* _Problem details_: From the entries provided below, copy each line that contains the word "hazardous".

* _Data_:
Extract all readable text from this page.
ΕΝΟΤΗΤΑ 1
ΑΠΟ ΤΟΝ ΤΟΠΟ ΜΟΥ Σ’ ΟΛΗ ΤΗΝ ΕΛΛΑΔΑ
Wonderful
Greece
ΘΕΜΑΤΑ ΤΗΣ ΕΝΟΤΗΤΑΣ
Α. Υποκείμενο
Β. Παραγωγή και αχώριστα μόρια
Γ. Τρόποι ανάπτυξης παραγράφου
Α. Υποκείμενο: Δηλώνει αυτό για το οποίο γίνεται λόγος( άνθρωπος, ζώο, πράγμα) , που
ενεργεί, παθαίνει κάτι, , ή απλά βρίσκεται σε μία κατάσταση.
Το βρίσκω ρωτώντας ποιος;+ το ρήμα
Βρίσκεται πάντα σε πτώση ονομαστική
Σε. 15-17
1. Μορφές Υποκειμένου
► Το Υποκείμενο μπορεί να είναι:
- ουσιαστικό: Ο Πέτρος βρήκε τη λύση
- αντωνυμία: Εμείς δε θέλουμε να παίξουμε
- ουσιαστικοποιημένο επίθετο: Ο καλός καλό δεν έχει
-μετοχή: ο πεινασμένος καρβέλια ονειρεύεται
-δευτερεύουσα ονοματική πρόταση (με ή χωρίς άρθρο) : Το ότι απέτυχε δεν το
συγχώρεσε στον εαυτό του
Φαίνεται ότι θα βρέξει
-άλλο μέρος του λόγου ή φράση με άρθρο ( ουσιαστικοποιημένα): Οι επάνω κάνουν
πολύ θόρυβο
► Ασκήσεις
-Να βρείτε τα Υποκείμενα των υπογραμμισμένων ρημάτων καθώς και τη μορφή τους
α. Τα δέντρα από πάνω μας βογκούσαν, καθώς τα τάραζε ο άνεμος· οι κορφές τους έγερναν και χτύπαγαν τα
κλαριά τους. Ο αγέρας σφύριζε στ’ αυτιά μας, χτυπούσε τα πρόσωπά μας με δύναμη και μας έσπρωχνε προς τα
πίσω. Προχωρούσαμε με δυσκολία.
---
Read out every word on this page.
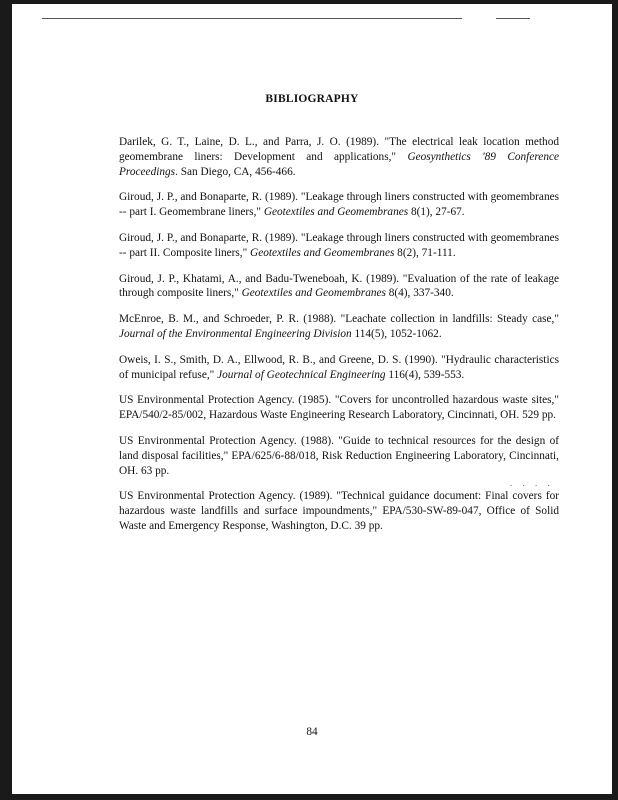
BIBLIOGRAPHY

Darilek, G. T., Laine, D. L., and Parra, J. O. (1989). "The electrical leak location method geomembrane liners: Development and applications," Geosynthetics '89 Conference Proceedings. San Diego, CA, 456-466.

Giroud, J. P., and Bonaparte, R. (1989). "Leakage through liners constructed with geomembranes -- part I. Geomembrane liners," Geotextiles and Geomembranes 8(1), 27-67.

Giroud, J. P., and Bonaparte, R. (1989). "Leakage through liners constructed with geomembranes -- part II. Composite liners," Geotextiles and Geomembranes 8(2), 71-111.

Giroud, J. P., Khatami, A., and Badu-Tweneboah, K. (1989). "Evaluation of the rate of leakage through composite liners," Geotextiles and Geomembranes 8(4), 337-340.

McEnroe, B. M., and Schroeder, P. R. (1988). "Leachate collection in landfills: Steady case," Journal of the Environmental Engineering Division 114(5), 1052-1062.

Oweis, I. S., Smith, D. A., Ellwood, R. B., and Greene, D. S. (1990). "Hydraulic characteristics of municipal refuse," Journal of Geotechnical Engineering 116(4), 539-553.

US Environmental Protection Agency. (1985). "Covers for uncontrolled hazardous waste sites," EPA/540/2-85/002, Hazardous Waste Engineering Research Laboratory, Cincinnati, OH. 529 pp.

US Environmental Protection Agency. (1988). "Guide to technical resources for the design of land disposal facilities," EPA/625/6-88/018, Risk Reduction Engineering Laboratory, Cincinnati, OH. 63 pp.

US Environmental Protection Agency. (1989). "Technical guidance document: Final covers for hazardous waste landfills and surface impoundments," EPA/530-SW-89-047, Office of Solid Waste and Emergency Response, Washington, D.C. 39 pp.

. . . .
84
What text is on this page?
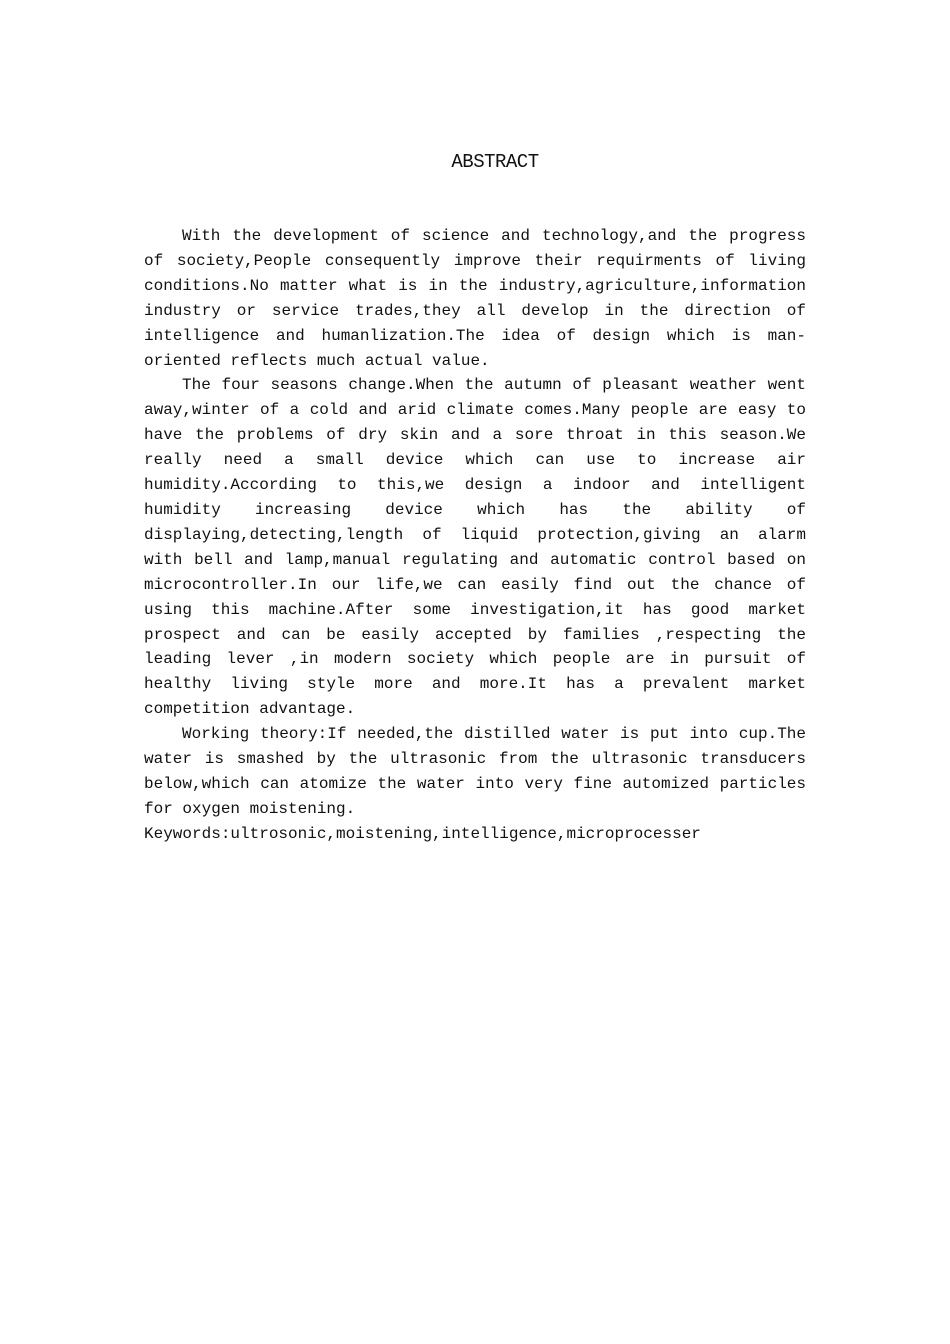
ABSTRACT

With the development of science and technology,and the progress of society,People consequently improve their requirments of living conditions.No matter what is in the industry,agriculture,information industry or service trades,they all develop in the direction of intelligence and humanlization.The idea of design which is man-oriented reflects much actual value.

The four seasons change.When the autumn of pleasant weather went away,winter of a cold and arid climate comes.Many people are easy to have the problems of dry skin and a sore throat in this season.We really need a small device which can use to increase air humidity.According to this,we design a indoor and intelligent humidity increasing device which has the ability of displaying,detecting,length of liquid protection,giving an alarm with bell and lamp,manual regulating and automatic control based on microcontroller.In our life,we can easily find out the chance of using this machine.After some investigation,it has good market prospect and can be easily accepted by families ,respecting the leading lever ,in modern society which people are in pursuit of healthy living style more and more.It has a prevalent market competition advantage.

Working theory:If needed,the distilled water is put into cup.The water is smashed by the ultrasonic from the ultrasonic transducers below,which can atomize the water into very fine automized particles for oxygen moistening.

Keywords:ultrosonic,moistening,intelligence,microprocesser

* _Correct answer_:
US Environmental Protection Agency. (1985). "Covers for uncontrolled hazardous waste sites," EPA/540/2-85/002, Hazardous Waste Engineering Research Laboratory, Cincinnati, OH. 529 pp.
US Environmental Protection Agency. (1989). "Technical guidance document: Final covers for hazardous waste landfills and surface impoundments," EPA/530-SW-89-047, Office of Solid Waste and Emergency Response, Washington, D.C. 39 pp.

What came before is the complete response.